[Goal]: Omit any picture, and return the remaining data exactly as written.

Data records
# # # #

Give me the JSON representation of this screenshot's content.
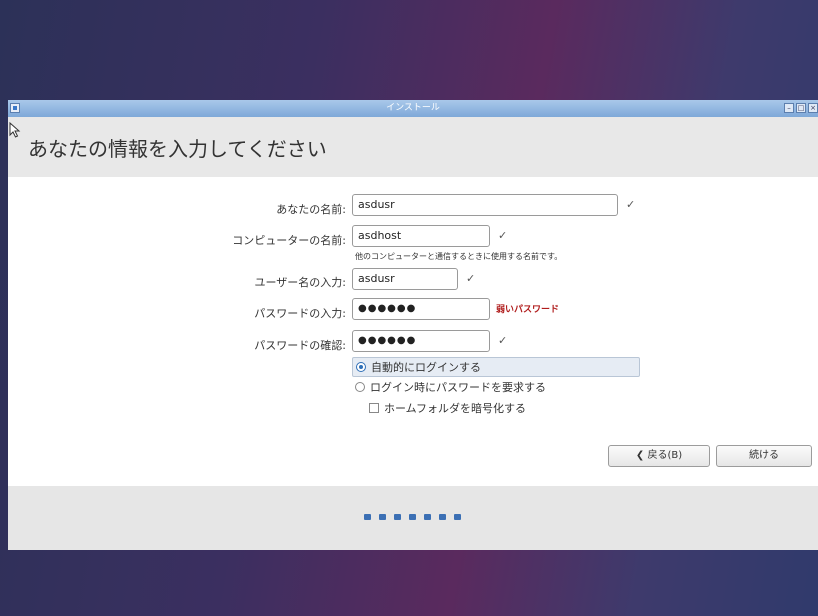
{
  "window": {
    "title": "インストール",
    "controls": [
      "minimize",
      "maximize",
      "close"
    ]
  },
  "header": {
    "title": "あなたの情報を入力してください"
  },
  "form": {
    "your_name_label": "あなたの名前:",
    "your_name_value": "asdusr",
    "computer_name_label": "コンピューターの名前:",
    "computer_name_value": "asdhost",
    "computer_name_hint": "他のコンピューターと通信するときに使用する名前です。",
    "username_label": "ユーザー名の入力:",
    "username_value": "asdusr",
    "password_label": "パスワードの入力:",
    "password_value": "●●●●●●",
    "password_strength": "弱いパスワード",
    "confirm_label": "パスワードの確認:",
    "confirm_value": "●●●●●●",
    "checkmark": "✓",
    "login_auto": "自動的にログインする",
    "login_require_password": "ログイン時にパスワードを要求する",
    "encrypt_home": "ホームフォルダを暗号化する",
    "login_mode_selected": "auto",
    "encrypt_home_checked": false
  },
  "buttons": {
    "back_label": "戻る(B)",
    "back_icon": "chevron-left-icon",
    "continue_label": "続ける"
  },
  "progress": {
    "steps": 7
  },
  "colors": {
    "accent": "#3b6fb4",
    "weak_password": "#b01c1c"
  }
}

# # # #

[Expected output]:
Give me the JSON representation of this screenshot's content.
{
  "window": {
    "title": "インストール",
    "controls": [
      "minimize",
      "maximize",
      "close"
    ]
  },
  "header": {
    "title": "あなたの情報を入力してください"
  },
  "form": {
    "your_name_label": "あなたの名前:",
    "your_name_value": "asdusr",
    "computer_name_label": "コンピューターの名前:",
    "computer_name_value": "asdhost",
    "computer_name_hint": "他のコンピューターと通信するときに使用する名前です。",
    "username_label": "ユーザー名の入力:",
    "username_value": "asdusr",
    "password_label": "パスワードの入力:",
    "password_value": "●●●●●●",
    "password_strength": "弱いパスワード",
    "confirm_label": "パスワードの確認:",
    "confirm_value": "●●●●●●",
    "checkmark": "✓",
    "login_auto": "自動的にログインする",
    "login_require_password": "ログイン時にパスワードを要求する",
    "encrypt_home": "ホームフォルダを暗号化する",
    "login_mode_selected": "auto",
    "encrypt_home_checked": false
  },
  "buttons": {
    "back_label": "戻る(B)",
    "back_icon": "chevron-left-icon",
    "continue_label": "続ける"
  },
  "progress": {
    "steps": 7
  },
  "colors": {
    "accent": "#3b6fb4",
    "weak_password": "#b01c1c"
  }
}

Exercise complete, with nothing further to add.